_PROBLEM DESCRIPTION_
Lift out each line of the data that holds "адреса".

┄┄┄┄┄┄

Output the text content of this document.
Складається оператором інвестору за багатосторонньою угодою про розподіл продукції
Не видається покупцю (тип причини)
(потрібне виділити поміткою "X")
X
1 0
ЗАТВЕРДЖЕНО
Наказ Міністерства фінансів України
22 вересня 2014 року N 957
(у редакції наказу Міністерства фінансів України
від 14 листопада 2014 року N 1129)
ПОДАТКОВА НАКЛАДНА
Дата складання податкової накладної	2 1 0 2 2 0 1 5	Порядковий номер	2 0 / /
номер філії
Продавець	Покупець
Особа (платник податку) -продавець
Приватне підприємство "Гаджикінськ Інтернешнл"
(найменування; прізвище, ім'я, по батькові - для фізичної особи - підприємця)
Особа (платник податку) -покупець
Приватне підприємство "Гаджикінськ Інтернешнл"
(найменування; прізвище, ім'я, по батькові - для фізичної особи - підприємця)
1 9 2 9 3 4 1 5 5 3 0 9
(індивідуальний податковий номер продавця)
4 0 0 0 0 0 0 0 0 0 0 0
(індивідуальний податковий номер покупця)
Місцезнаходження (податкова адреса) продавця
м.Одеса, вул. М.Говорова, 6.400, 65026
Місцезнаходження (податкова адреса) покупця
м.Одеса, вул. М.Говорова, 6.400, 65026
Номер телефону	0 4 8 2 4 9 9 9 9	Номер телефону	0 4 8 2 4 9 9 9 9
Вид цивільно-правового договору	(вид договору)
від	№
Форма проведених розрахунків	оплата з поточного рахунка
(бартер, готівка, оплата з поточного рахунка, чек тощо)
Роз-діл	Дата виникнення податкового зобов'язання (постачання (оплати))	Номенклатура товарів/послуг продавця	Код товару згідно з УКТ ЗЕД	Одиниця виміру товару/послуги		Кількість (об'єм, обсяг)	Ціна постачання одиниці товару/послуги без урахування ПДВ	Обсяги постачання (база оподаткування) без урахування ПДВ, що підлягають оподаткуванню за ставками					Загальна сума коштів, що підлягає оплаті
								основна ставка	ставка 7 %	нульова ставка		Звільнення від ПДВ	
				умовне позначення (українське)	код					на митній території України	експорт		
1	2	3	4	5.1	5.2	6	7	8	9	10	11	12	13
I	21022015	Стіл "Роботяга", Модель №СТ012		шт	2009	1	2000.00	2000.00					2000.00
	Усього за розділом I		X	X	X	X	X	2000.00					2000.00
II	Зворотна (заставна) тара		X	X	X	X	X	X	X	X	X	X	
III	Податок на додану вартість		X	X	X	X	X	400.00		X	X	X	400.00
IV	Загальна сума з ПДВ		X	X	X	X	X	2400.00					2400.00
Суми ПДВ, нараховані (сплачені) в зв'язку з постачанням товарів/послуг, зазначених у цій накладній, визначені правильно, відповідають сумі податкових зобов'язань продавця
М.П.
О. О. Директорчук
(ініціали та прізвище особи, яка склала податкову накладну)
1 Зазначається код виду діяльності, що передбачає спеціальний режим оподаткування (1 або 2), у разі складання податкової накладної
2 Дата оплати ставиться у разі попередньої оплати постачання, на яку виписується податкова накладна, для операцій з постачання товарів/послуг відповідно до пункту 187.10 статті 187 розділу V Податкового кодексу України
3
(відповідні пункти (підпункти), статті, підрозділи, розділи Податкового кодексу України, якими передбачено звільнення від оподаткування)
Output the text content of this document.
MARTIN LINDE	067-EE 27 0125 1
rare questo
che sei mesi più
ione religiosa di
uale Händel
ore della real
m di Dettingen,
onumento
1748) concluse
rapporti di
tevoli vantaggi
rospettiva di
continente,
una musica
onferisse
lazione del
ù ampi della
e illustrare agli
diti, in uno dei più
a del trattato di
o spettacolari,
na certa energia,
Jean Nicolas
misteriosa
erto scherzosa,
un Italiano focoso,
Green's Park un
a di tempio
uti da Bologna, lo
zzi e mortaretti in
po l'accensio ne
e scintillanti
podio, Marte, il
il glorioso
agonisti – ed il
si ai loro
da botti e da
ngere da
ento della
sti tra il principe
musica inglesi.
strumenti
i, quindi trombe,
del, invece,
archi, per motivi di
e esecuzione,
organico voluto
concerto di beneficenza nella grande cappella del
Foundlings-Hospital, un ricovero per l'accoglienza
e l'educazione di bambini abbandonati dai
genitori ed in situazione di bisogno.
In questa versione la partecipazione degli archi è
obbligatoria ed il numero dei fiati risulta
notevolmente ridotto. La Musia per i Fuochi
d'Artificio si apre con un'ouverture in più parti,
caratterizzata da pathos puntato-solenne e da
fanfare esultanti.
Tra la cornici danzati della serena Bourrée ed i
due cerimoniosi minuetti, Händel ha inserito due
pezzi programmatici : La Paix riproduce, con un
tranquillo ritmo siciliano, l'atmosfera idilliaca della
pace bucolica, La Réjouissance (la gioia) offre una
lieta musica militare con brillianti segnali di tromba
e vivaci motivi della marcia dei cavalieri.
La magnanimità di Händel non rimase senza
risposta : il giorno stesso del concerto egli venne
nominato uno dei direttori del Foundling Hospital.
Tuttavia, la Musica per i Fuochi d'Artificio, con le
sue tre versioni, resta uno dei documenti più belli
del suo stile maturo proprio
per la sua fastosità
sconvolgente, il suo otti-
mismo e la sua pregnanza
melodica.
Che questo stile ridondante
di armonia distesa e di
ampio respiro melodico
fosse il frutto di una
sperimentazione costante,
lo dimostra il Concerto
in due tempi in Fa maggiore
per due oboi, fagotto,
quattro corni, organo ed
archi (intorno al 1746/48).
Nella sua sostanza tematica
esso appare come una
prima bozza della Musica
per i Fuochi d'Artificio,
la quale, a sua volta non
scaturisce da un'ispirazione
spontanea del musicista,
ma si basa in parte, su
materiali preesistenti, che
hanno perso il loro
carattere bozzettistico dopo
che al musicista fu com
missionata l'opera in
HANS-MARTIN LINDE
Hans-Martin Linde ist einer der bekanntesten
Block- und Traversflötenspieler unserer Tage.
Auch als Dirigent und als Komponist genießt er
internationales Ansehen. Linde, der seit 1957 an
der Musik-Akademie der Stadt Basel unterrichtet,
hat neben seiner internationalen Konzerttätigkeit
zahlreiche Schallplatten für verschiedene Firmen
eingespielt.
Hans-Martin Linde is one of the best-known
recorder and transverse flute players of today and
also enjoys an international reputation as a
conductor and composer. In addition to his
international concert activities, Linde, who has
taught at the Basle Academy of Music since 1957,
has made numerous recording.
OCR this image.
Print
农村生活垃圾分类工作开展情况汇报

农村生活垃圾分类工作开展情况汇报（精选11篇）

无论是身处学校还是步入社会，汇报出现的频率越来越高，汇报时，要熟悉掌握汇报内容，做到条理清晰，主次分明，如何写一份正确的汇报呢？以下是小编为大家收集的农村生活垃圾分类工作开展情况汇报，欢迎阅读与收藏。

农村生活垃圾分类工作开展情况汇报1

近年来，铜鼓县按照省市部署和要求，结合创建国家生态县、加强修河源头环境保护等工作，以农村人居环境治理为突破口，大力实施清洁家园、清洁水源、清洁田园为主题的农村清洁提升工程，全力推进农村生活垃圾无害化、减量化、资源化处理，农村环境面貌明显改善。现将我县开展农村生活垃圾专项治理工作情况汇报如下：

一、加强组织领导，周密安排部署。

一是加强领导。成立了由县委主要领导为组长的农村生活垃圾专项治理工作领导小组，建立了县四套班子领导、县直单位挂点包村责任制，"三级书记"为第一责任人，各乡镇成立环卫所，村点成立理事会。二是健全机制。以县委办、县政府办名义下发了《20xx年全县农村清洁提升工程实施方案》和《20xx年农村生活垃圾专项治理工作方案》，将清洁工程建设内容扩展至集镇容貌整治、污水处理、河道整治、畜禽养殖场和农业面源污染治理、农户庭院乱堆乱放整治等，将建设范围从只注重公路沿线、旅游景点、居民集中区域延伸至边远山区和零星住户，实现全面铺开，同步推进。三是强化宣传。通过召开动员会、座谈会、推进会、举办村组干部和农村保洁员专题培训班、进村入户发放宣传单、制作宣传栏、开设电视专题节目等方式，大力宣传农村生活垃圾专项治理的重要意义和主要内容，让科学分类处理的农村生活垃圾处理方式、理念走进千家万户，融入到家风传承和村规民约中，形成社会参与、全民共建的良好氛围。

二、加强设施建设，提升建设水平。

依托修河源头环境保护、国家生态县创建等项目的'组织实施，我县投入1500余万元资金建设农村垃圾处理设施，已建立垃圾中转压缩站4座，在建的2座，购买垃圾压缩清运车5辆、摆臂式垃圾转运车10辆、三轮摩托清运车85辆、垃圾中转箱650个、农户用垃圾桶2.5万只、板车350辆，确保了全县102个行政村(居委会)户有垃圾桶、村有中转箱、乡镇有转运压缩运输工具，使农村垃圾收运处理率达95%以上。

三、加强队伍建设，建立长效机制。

┄┄┄┄┄┄

_RIGHT ANSWER_
Місцезнаходження (податкова адреса) продавця
Місцезнаходження (податкова адреса) покупця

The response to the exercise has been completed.